### [RECORD SET]
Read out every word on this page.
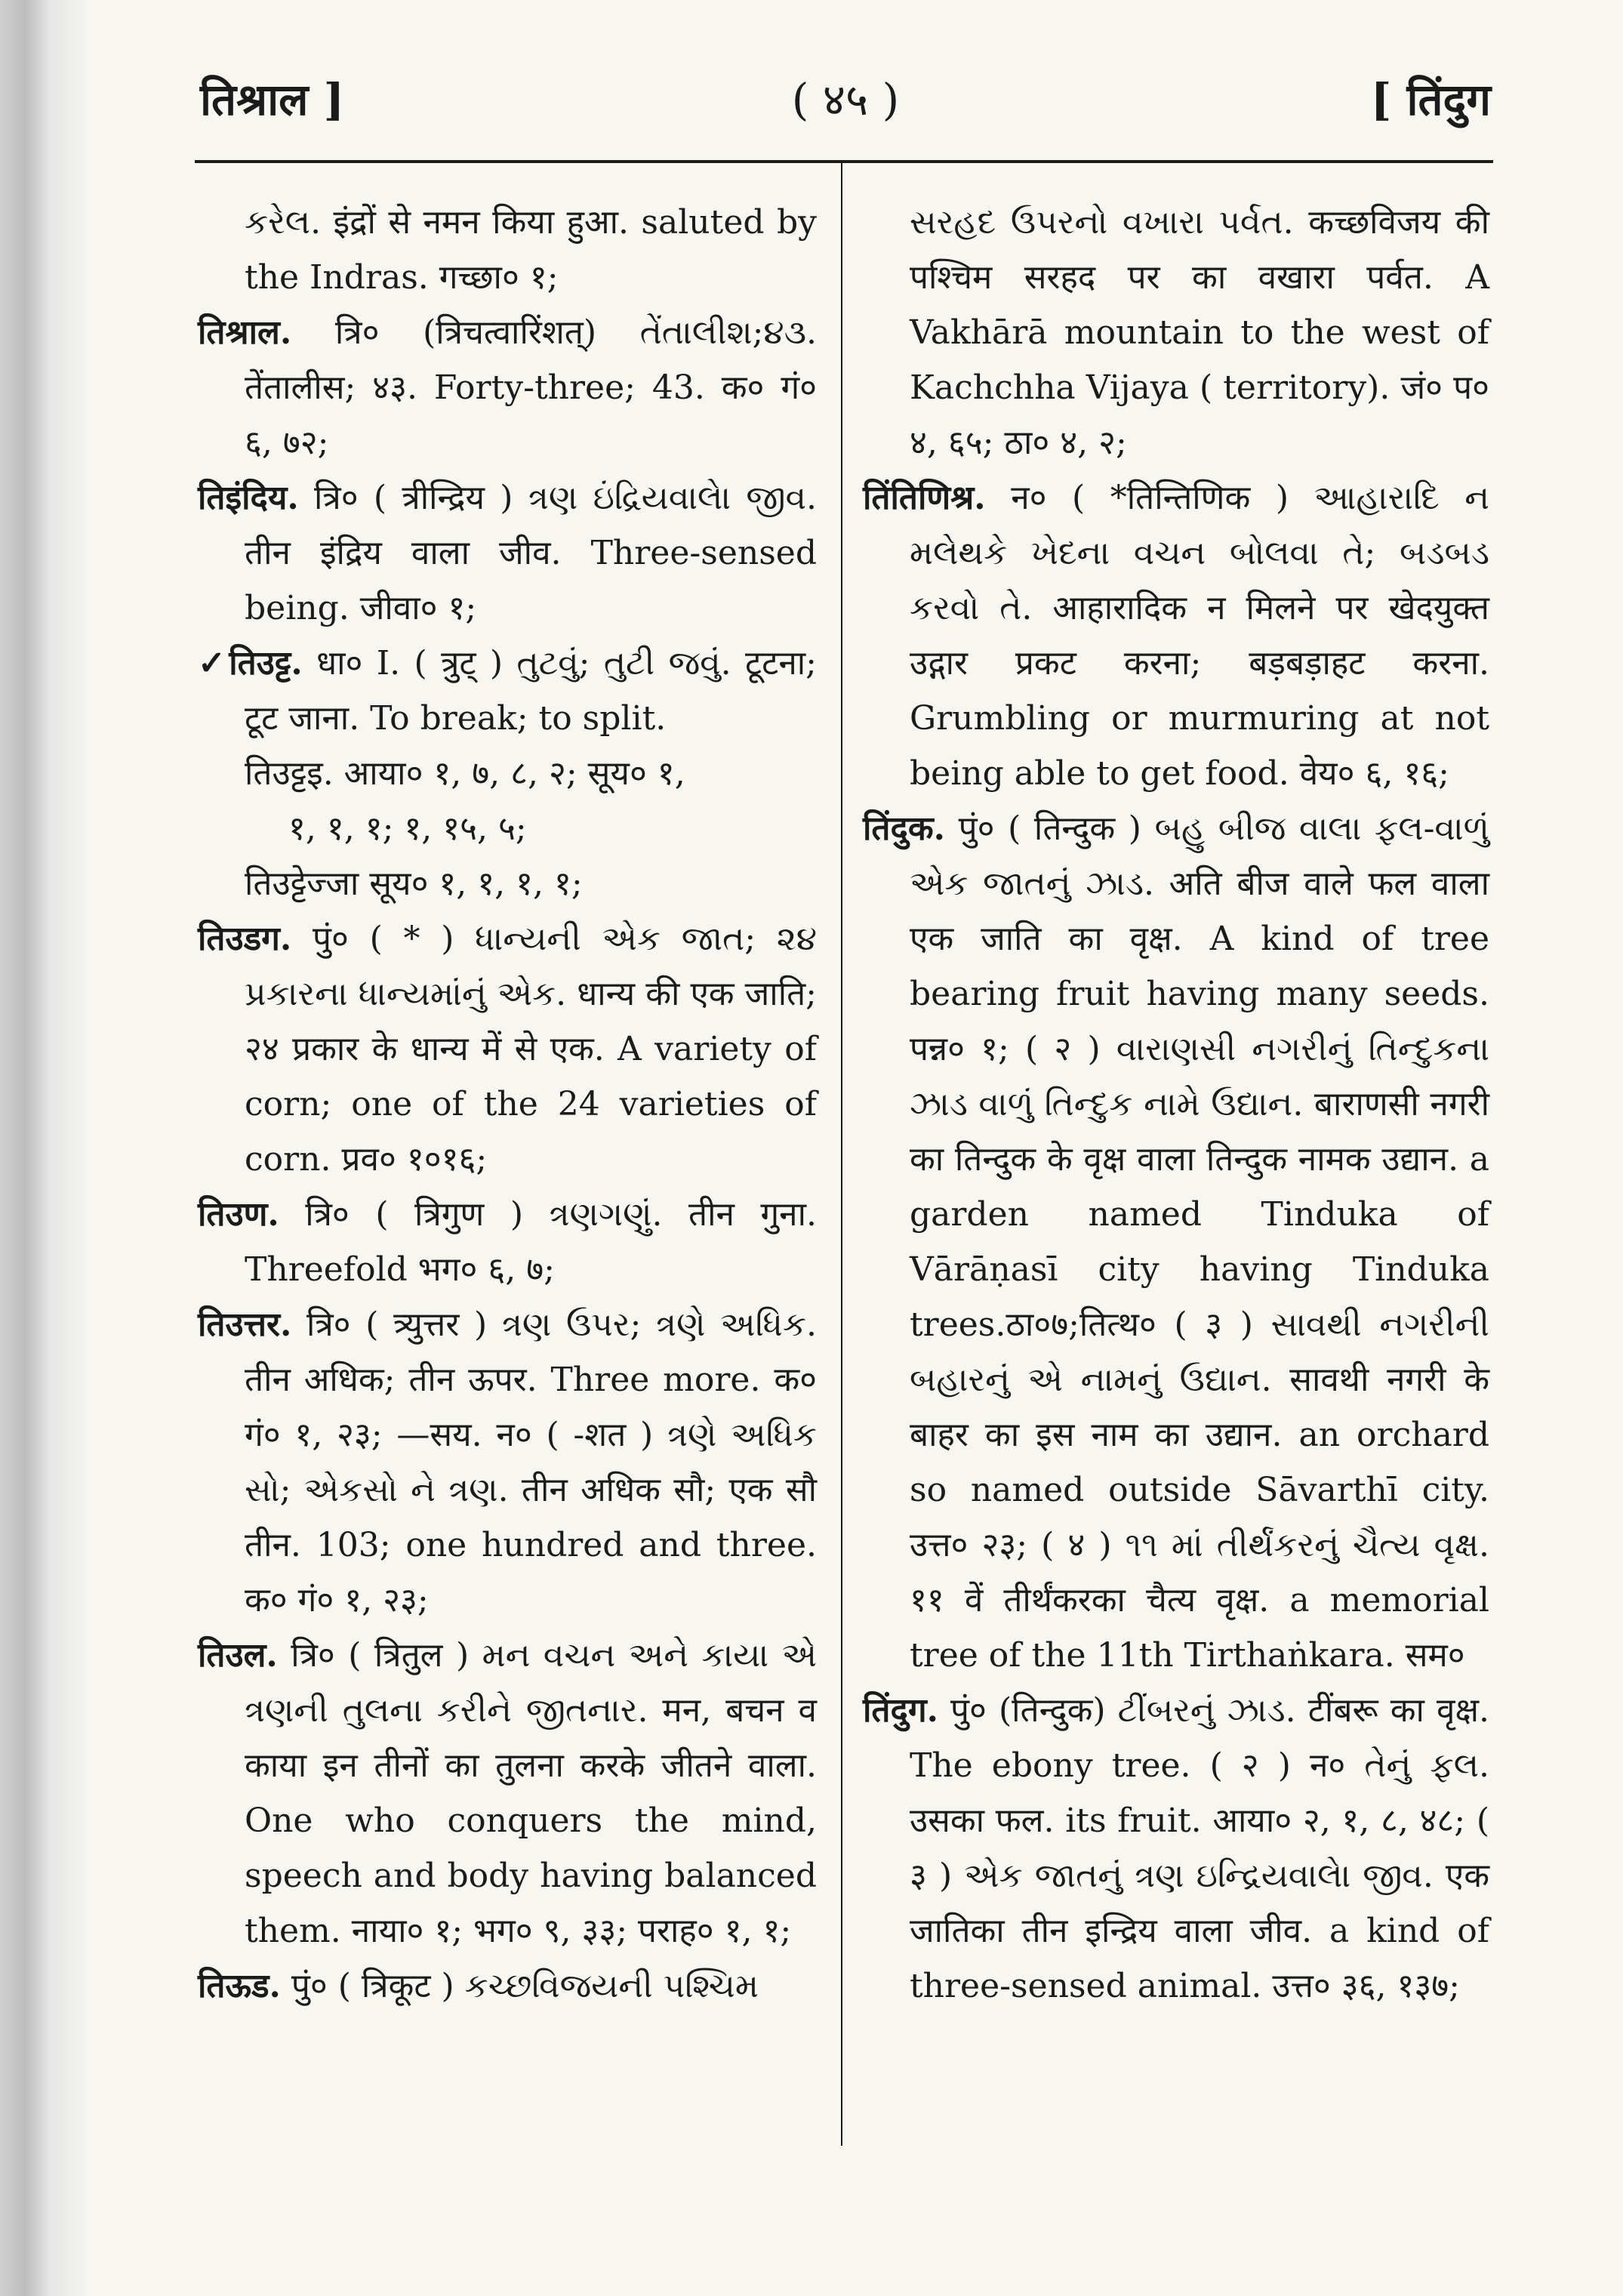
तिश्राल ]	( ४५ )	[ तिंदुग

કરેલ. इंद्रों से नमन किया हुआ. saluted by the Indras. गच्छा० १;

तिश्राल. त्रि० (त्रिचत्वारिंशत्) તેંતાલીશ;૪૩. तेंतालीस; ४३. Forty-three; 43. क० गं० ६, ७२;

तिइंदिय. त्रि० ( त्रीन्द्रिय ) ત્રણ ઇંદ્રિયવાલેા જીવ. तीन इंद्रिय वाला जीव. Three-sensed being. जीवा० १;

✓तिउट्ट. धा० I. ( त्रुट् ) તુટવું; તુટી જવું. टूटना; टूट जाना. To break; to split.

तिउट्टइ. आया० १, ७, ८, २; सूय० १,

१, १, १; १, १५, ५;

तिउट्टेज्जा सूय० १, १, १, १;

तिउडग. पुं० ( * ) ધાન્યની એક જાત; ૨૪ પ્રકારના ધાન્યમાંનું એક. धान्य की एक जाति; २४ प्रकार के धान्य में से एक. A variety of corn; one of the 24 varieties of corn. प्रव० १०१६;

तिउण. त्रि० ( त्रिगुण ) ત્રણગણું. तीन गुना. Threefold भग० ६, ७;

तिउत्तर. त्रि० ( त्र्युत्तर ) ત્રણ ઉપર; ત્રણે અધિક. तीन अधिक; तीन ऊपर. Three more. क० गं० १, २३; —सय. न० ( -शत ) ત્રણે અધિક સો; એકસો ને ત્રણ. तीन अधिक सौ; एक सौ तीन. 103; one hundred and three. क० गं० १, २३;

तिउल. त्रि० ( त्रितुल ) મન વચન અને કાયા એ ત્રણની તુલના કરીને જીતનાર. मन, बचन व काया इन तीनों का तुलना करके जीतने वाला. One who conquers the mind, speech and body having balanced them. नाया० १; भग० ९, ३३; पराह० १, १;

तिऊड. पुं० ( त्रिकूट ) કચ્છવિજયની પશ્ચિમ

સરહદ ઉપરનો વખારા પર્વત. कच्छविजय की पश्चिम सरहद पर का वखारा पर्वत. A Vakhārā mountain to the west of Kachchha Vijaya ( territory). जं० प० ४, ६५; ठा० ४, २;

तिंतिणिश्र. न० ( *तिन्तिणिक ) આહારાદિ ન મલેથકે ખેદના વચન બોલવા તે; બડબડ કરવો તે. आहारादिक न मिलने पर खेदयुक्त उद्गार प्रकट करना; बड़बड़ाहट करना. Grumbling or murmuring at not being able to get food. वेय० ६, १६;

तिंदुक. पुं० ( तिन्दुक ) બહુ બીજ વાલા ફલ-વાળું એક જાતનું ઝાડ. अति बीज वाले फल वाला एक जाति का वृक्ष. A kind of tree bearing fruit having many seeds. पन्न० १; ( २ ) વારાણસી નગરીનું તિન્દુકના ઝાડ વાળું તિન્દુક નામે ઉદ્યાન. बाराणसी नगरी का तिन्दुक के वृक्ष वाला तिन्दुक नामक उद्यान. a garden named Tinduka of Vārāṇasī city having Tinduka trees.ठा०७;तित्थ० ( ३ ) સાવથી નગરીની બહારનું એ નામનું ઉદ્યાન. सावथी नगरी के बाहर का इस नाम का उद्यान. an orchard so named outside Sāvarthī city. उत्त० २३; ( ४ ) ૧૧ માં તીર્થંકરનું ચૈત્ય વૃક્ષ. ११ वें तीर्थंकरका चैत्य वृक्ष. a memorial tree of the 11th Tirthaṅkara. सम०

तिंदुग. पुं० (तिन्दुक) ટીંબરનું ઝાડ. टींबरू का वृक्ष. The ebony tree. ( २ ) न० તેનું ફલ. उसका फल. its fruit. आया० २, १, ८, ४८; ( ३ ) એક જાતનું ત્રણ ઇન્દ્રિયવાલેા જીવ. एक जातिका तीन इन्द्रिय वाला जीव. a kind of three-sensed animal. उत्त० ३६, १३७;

### [WORK TO DO]
Look through the entries and return every line where "kind" appears.

### [ANSWER TO THE TASK]
तिंदुक. पुं० ( तिन्दुक ) બહુ બીજ વાલા ફલ-વાળું એક જાતનું ઝાડ. अति बीज वाले फल वाला एक जाति का वृक्ष. A kind of tree bearing fruit having many seeds. पन्न० १; ( २ ) વારાણસી નગરીનું તિન્દુકના ઝાડ વાળું તિન્દુક નામે ઉદ્યાન. बाराणसी नगरी का तिन्दुक के वृक्ष वाला तिन्दुक नामक उद्यान. a garden named Tinduka of Vārāṇasī city having Tinduka trees.ठा०७;तित्थ० ( ३ ) સાવથી નગરીની બહારનું એ નામનું ઉદ્યાન. सावथी नगरी के बाहर का इस नाम का उद्यान. an orchard so named outside Sāvarthī city. उत्त० २३; ( ४ ) ૧૧ માં તીર્થંકરનું ચૈત્ય વૃક્ષ. ११ वें तीर्थंकरका चैत्य वृक्ष. a memorial tree of the 11th Tirthaṅkara. सम०
तिंदुग. पुं० (तिन्दुक) ટીંબરનું ઝાડ. टींबरू का वृक्ष. The ebony tree. ( २ ) न० તેનું ફલ. उसका फल. its fruit. आया० २, १, ८, ४८; ( ३ ) એક જાતનું ત્રણ ઇન્દ્રિયવાલેા જીવ. एक जातिका तीन इन्द्रिय वाला जीव. a kind of three-sensed animal. उत्त० ३६, १३७;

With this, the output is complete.